Task requirements
Where does the string "icon" appear in the records? Copy every line that contains it.

Lines of data:
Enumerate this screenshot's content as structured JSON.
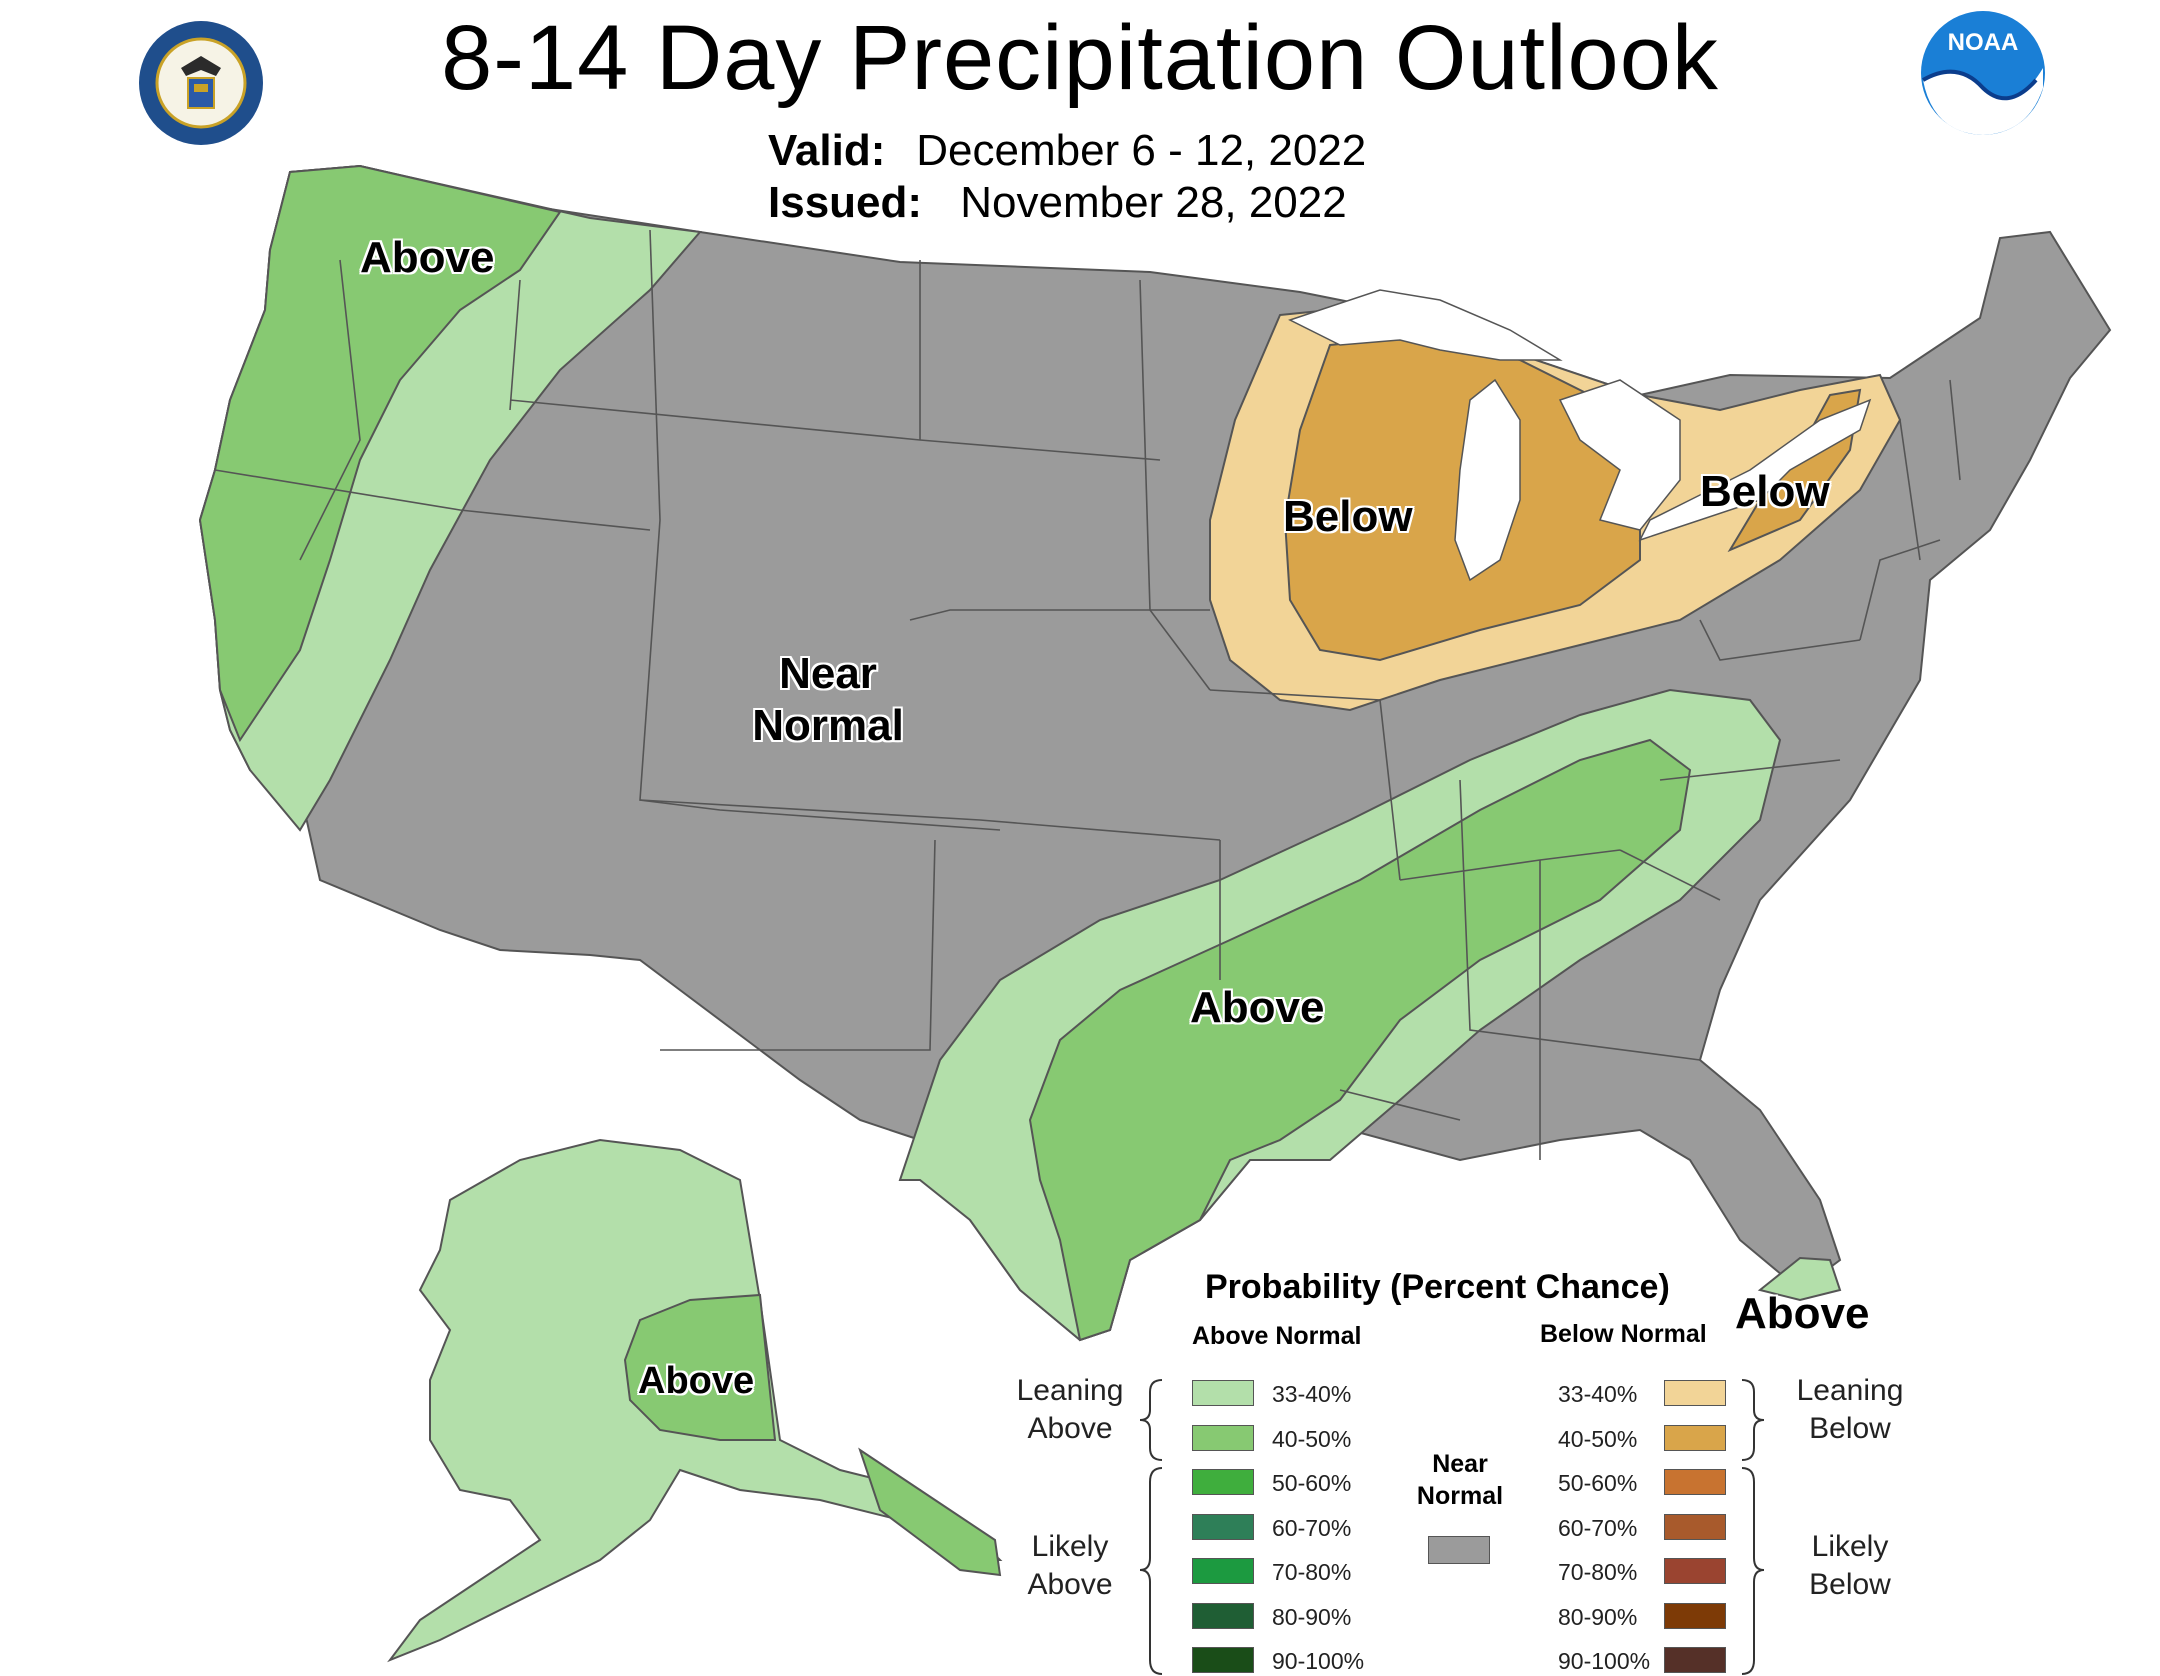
{
  "header": {
    "title": "8-14 Day Precipitation Outlook",
    "valid_label": "Valid:",
    "valid_value": "December 6 - 12, 2022",
    "issued_label": "Issued:",
    "issued_value": "November 28, 2022"
  },
  "logos": {
    "left": "doc-seal-icon",
    "right": "noaa-logo-icon",
    "noaa_text": "NOAA"
  },
  "map_labels": {
    "pnw": "Above",
    "great_lakes": "Below",
    "northeast": "Below",
    "central": [
      "Near",
      "Normal"
    ],
    "south": "Above",
    "florida": "Above",
    "alaska": "Above"
  },
  "legend": {
    "title": "Probability (Percent Chance)",
    "above_head": "Above Normal",
    "below_head": "Below Normal",
    "leaning_above": [
      "Leaning",
      "Above"
    ],
    "likely_above": [
      "Likely",
      "Above"
    ],
    "leaning_below": [
      "Leaning",
      "Below"
    ],
    "likely_below": [
      "Likely",
      "Below"
    ],
    "near_normal": [
      "Near",
      "Normal"
    ],
    "categories": [
      "33-40%",
      "40-50%",
      "50-60%",
      "60-70%",
      "70-80%",
      "80-90%",
      "90-100%"
    ],
    "above_colors": [
      "#b3dfaa",
      "#87c972",
      "#3fae3d",
      "#2e7f58",
      "#1c9a40",
      "#1f5e34",
      "#1a4d18"
    ],
    "below_colors": [
      "#f2d497",
      "#d9a54a",
      "#c87330",
      "#a85a2c",
      "#9a4430",
      "#7d3a06",
      "#553028"
    ],
    "near_color": "#9b9b9b"
  }
}
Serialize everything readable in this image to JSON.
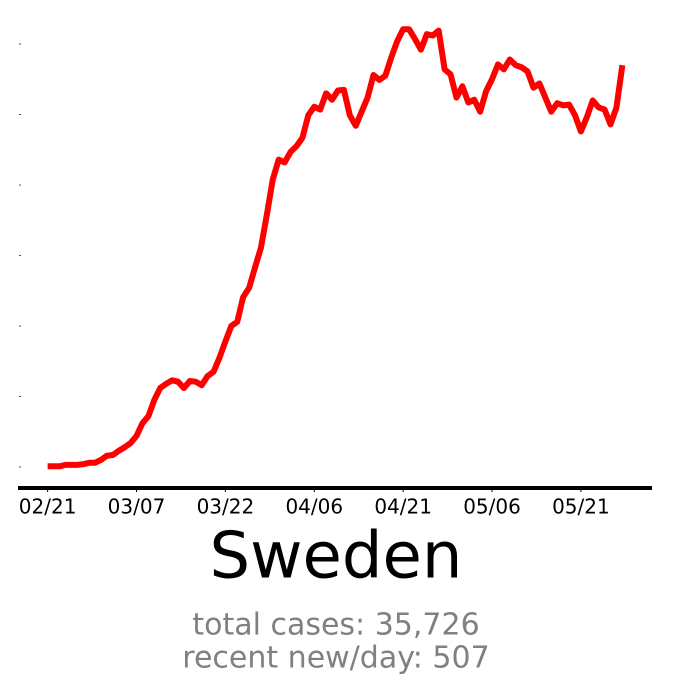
{
  "chart_data": {
    "type": "line",
    "title": "Sweden",
    "subtitle": [
      "total cases: 35,726",
      "recent new/day: 507"
    ],
    "x": [
      0,
      1,
      2,
      3,
      4,
      5,
      6,
      7,
      8,
      9,
      10,
      11,
      12,
      13,
      14,
      15,
      16,
      17,
      18,
      19,
      20,
      21,
      22,
      23,
      24,
      25,
      26,
      27,
      28,
      29,
      30,
      31,
      32,
      33,
      34,
      35,
      36,
      37,
      38,
      39,
      40,
      41,
      42,
      43,
      44,
      45,
      46,
      47,
      48,
      49,
      50,
      51,
      52,
      53,
      54,
      55,
      56,
      57,
      58,
      59,
      60,
      61,
      62,
      63,
      64,
      65,
      66,
      67,
      68,
      69,
      70,
      71,
      72,
      73,
      74,
      75,
      76,
      77,
      78,
      79,
      80,
      81,
      82,
      83,
      84,
      85,
      86,
      87,
      88,
      89,
      90,
      91,
      92,
      93,
      94,
      95,
      96,
      97
    ],
    "series": [
      {
        "name": "Sweden",
        "color": "#ff0000",
        "values": [
          1,
          1,
          1,
          3,
          3,
          3,
          4,
          6,
          6,
          10,
          16,
          17,
          23,
          28,
          34,
          44,
          62,
          72,
          95,
          112,
          118,
          123,
          121,
          112,
          122,
          121,
          116,
          129,
          135,
          155,
          178,
          200,
          206,
          241,
          254,
          283,
          311,
          358,
          408,
          436,
          432,
          447,
          455,
          467,
          499,
          511,
          507,
          530,
          521,
          534,
          535,
          499,
          484,
          504,
          524,
          556,
          549,
          555,
          581,
          604,
          621,
          621,
          607,
          592,
          614,
          612,
          619,
          564,
          557,
          524,
          540,
          517,
          521,
          504,
          533,
          550,
          571,
          564,
          578,
          570,
          567,
          561,
          538,
          544,
          524,
          504,
          516,
          513,
          514,
          499,
          476,
          496,
          520,
          510,
          507,
          486,
          510,
          570
        ]
      }
    ],
    "xlim": [
      -5,
      102
    ],
    "xticks": [
      {
        "value": 0,
        "label": "02/21"
      },
      {
        "value": 15,
        "label": "03/07"
      },
      {
        "value": 30,
        "label": "03/22"
      },
      {
        "value": 45,
        "label": "04/06"
      },
      {
        "value": 60,
        "label": "04/21"
      },
      {
        "value": 75,
        "label": "05/06"
      },
      {
        "value": 90,
        "label": "05/21"
      }
    ],
    "ylim": [
      0,
      600
    ],
    "yticks": [
      0,
      100,
      200,
      300,
      400,
      500,
      600
    ]
  }
}
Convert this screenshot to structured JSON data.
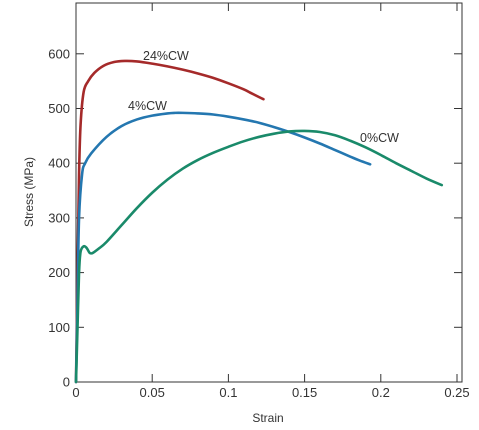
{
  "chart_data": {
    "type": "line",
    "xlabel": "Strain",
    "ylabel": "Stress (MPa)",
    "xlim": [
      0,
      0.25
    ],
    "ylim": [
      0,
      700
    ],
    "x_ticks": [
      "0",
      "0.05",
      "0.1",
      "0.15",
      "0.2",
      "0.25"
    ],
    "x_tick_values": [
      0,
      0.05,
      0.1,
      0.15,
      0.2,
      0.25
    ],
    "y_ticks": [
      "0",
      "100",
      "200",
      "300",
      "400",
      "500",
      "600"
    ],
    "y_tick_values": [
      0,
      100,
      200,
      300,
      400,
      500,
      600
    ],
    "grid": false,
    "series": [
      {
        "name": "24%CW",
        "color": "#a52a2a",
        "points": [
          [
            0,
            0
          ],
          [
            0.001,
            200
          ],
          [
            0.002,
            380
          ],
          [
            0.003,
            470
          ],
          [
            0.005,
            530
          ],
          [
            0.008,
            550
          ],
          [
            0.012,
            565
          ],
          [
            0.018,
            578
          ],
          [
            0.025,
            585
          ],
          [
            0.032,
            587
          ],
          [
            0.04,
            586
          ],
          [
            0.05,
            582
          ],
          [
            0.06,
            577
          ],
          [
            0.07,
            571
          ],
          [
            0.08,
            564
          ],
          [
            0.09,
            556
          ],
          [
            0.1,
            546
          ],
          [
            0.11,
            535
          ],
          [
            0.115,
            528
          ],
          [
            0.12,
            521
          ],
          [
            0.123,
            517
          ]
        ]
      },
      {
        "name": "4%CW",
        "color": "#2477b0",
        "points": [
          [
            0,
            0
          ],
          [
            0.001,
            150
          ],
          [
            0.002,
            300
          ],
          [
            0.004,
            380
          ],
          [
            0.006,
            400
          ],
          [
            0.01,
            418
          ],
          [
            0.02,
            448
          ],
          [
            0.03,
            468
          ],
          [
            0.04,
            480
          ],
          [
            0.05,
            487
          ],
          [
            0.06,
            491
          ],
          [
            0.065,
            492
          ],
          [
            0.07,
            492
          ],
          [
            0.08,
            491
          ],
          [
            0.09,
            489
          ],
          [
            0.1,
            485
          ],
          [
            0.11,
            480
          ],
          [
            0.12,
            474
          ],
          [
            0.13,
            466
          ],
          [
            0.14,
            457
          ],
          [
            0.15,
            447
          ],
          [
            0.16,
            436
          ],
          [
            0.17,
            424
          ],
          [
            0.18,
            412
          ],
          [
            0.186,
            405
          ],
          [
            0.193,
            398
          ]
        ]
      },
      {
        "name": "0%CW",
        "color": "#1a8a6a",
        "points": [
          [
            0,
            0
          ],
          [
            0.001,
            100
          ],
          [
            0.002,
            200
          ],
          [
            0.003,
            238
          ],
          [
            0.005,
            248
          ],
          [
            0.007,
            245
          ],
          [
            0.009,
            236
          ],
          [
            0.011,
            236
          ],
          [
            0.015,
            244
          ],
          [
            0.02,
            256
          ],
          [
            0.03,
            287
          ],
          [
            0.04,
            318
          ],
          [
            0.05,
            346
          ],
          [
            0.06,
            370
          ],
          [
            0.07,
            390
          ],
          [
            0.08,
            406
          ],
          [
            0.09,
            419
          ],
          [
            0.1,
            430
          ],
          [
            0.11,
            440
          ],
          [
            0.12,
            448
          ],
          [
            0.13,
            454
          ],
          [
            0.14,
            458
          ],
          [
            0.15,
            459
          ],
          [
            0.16,
            457
          ],
          [
            0.17,
            451
          ],
          [
            0.18,
            441
          ],
          [
            0.19,
            429
          ],
          [
            0.2,
            415
          ],
          [
            0.21,
            400
          ],
          [
            0.22,
            386
          ],
          [
            0.23,
            372
          ],
          [
            0.24,
            360
          ]
        ]
      }
    ]
  }
}
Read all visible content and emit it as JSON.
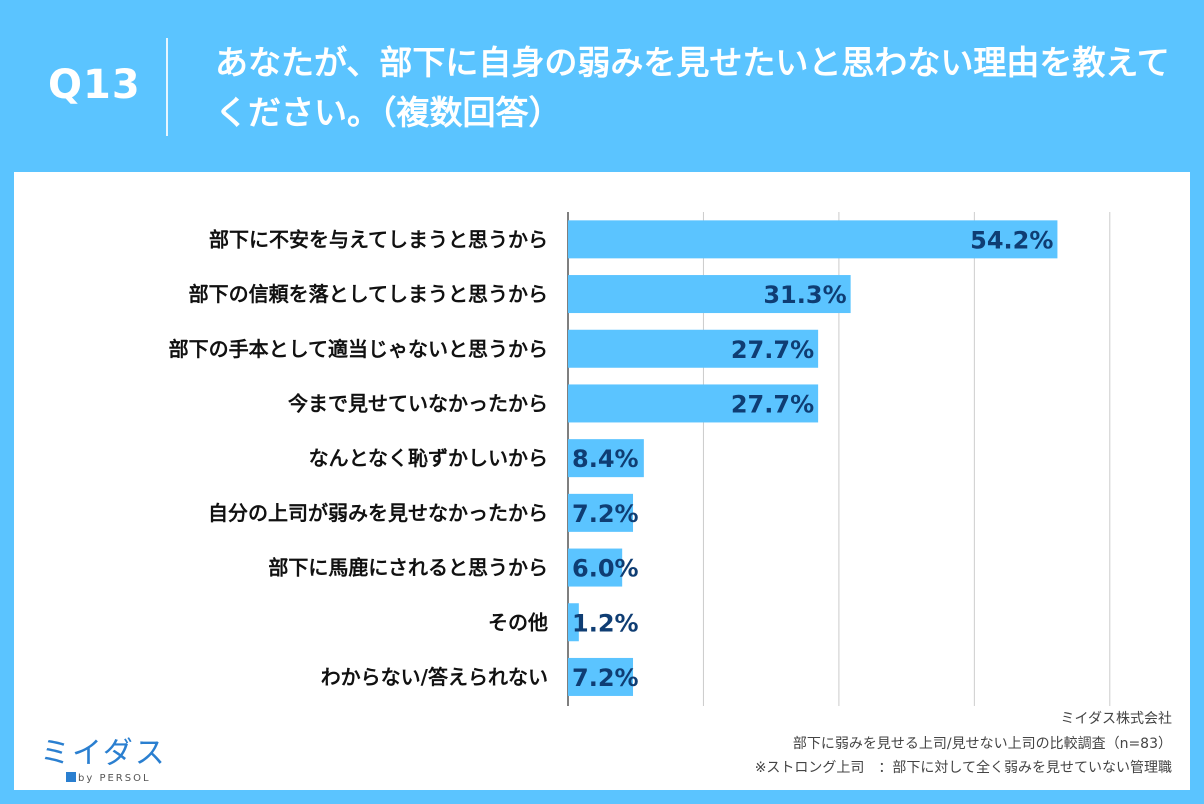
{
  "header": {
    "question_number": "Q13",
    "question_text": "あなたが、部下に自身の弱みを見せたいと思わない理由を教えてください。（複数回答）"
  },
  "chart_data": {
    "type": "bar",
    "orientation": "horizontal",
    "categories": [
      "部下に不安を与えてしまうと思うから",
      "部下の信頼を落としてしまうと思うから",
      "部下の手本として適当じゃないと思うから",
      "今まで見せていなかったから",
      "なんとなく恥ずかしいから",
      "自分の上司が弱みを見せなかったから",
      "部下に馬鹿にされると思うから",
      "その他",
      "わからない/答えられない"
    ],
    "values": [
      54.2,
      31.3,
      27.7,
      27.7,
      8.4,
      7.2,
      6.0,
      1.2,
      7.2
    ],
    "value_labels": [
      "54.2%",
      "31.3%",
      "27.7%",
      "27.7%",
      "8.4%",
      "7.2%",
      "6.0%",
      "1.2%",
      "7.2%"
    ],
    "xlim": [
      0,
      60
    ],
    "grid": true,
    "bar_color": "#5bc4ff"
  },
  "footer": {
    "company": "ミイダス株式会社",
    "survey": "部下に弱みを見せる上司/見せない上司の比較調査（n=83）",
    "note": "※ストロング上司　：部下に対して全く弱みを見せていない管理職"
  },
  "logo": {
    "name": "ミイダス",
    "sub": "by PERSOL"
  },
  "colors": {
    "background": "#5bc4ff",
    "bar": "#5bc4ff",
    "value_text": "#0f3d73",
    "grid": "#cccccc"
  }
}
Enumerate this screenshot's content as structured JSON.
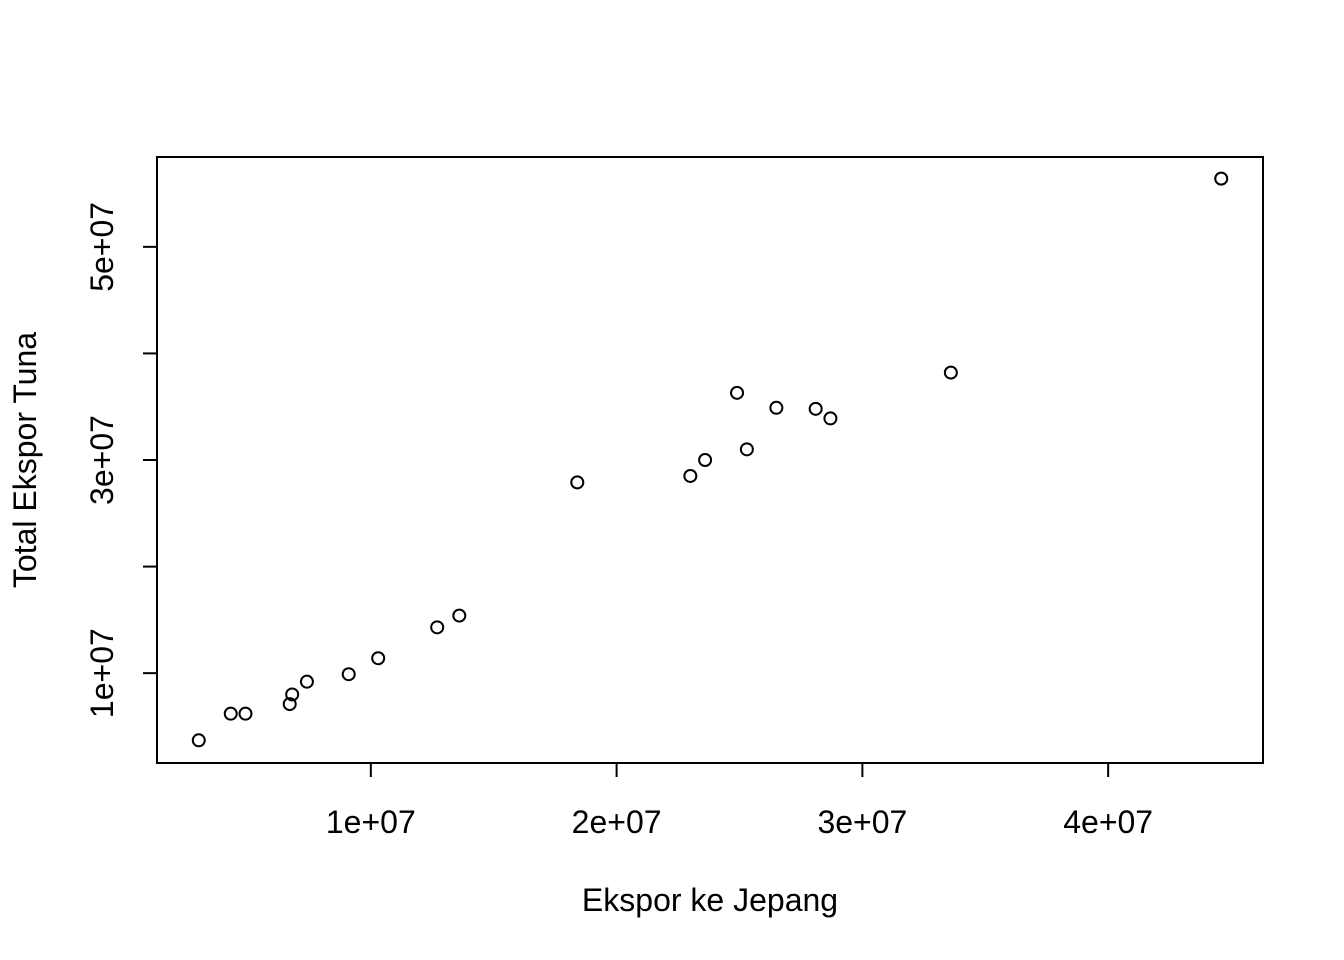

Task output
    "left": "doc-seal-icon",
    "right": "noaa-logo-icon",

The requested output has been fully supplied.